> **Given exercise**
Retype the whole listing verbatim and keep the pictures out of it.

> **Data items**
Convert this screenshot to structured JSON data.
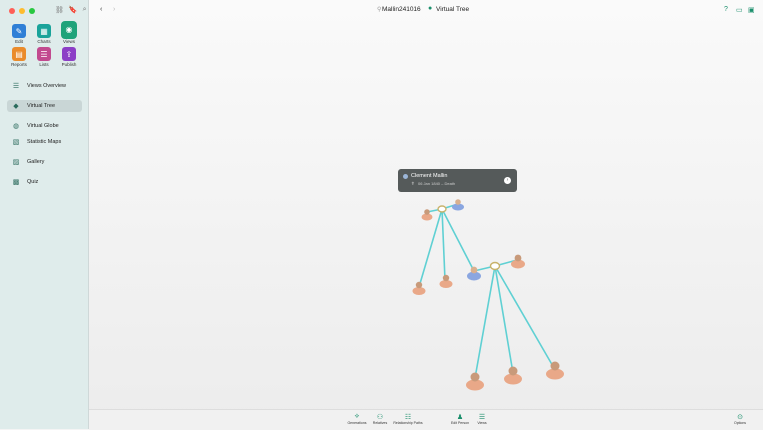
{
  "window": {
    "document_title": "Mallin241016",
    "view_title": "Virtual Tree",
    "traffic_lights": [
      "#ff5f57",
      "#febc2e",
      "#28c840"
    ]
  },
  "toolbar": {
    "tiles": [
      {
        "label": "Edit",
        "icon": "pencil-icon",
        "color": "#2f7fd6"
      },
      {
        "label": "Charts",
        "icon": "chart-icon",
        "color": "#1aa39a"
      },
      {
        "label": "Views",
        "icon": "eye-icon",
        "color": "#1fa37a"
      },
      {
        "label": "Reports",
        "icon": "report-icon",
        "color": "#ea8b2b"
      },
      {
        "label": "Lists",
        "icon": "list-icon",
        "color": "#c24a8f"
      },
      {
        "label": "Publish",
        "icon": "upload-icon",
        "color": "#8c3fc6"
      }
    ]
  },
  "sidebar": {
    "items": [
      {
        "label": "Views Overview",
        "icon": "list-icon"
      },
      {
        "label": "Virtual Tree",
        "icon": "tree-icon",
        "active": true
      },
      {
        "label": "Virtual Globe",
        "icon": "globe-icon"
      },
      {
        "label": "Statistic Maps",
        "icon": "map-icon"
      },
      {
        "label": "Gallery",
        "icon": "gallery-icon"
      },
      {
        "label": "Quiz",
        "icon": "quiz-icon"
      }
    ]
  },
  "popup": {
    "name": "Clement Mallin",
    "life": "06 Jan 1840 – Death"
  },
  "bottom_bar": {
    "buttons": [
      {
        "label": "Generations",
        "icon": "generations-icon"
      },
      {
        "label": "Relatives",
        "icon": "relatives-icon"
      },
      {
        "label": "Relationship Paths",
        "icon": "paths-icon"
      },
      {
        "label": "Edit Person",
        "icon": "person-icon"
      },
      {
        "label": "Views",
        "icon": "views-icon"
      },
      {
        "label": "Options",
        "icon": "options-icon"
      }
    ]
  },
  "colors": {
    "accent": "#1b8f6c",
    "tree_line": "#5fd0d3",
    "female_figure": "#e9a888",
    "male_figure": "#8aa6e0",
    "ring": "#c8b26a"
  }
}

> **Solution to this exercise**
Convert this screenshot to structured JSON data.
{
  "window": {
    "document_title": "Mallin241016",
    "view_title": "Virtual Tree",
    "traffic_lights": [
      "#ff5f57",
      "#febc2e",
      "#28c840"
    ]
  },
  "toolbar": {
    "tiles": [
      {
        "label": "Edit",
        "icon": "pencil-icon",
        "color": "#2f7fd6"
      },
      {
        "label": "Charts",
        "icon": "chart-icon",
        "color": "#1aa39a"
      },
      {
        "label": "Views",
        "icon": "eye-icon",
        "color": "#1fa37a"
      },
      {
        "label": "Reports",
        "icon": "report-icon",
        "color": "#ea8b2b"
      },
      {
        "label": "Lists",
        "icon": "list-icon",
        "color": "#c24a8f"
      },
      {
        "label": "Publish",
        "icon": "upload-icon",
        "color": "#8c3fc6"
      }
    ]
  },
  "sidebar": {
    "items": [
      {
        "label": "Views Overview",
        "icon": "list-icon"
      },
      {
        "label": "Virtual Tree",
        "icon": "tree-icon",
        "active": true
      },
      {
        "label": "Virtual Globe",
        "icon": "globe-icon"
      },
      {
        "label": "Statistic Maps",
        "icon": "map-icon"
      },
      {
        "label": "Gallery",
        "icon": "gallery-icon"
      },
      {
        "label": "Quiz",
        "icon": "quiz-icon"
      }
    ]
  },
  "popup": {
    "name": "Clement Mallin",
    "life": "06 Jan 1840 – Death"
  },
  "bottom_bar": {
    "buttons": [
      {
        "label": "Generations",
        "icon": "generations-icon"
      },
      {
        "label": "Relatives",
        "icon": "relatives-icon"
      },
      {
        "label": "Relationship Paths",
        "icon": "paths-icon"
      },
      {
        "label": "Edit Person",
        "icon": "person-icon"
      },
      {
        "label": "Views",
        "icon": "views-icon"
      },
      {
        "label": "Options",
        "icon": "options-icon"
      }
    ]
  },
  "colors": {
    "accent": "#1b8f6c",
    "tree_line": "#5fd0d3",
    "female_figure": "#e9a888",
    "male_figure": "#8aa6e0",
    "ring": "#c8b26a"
  }
}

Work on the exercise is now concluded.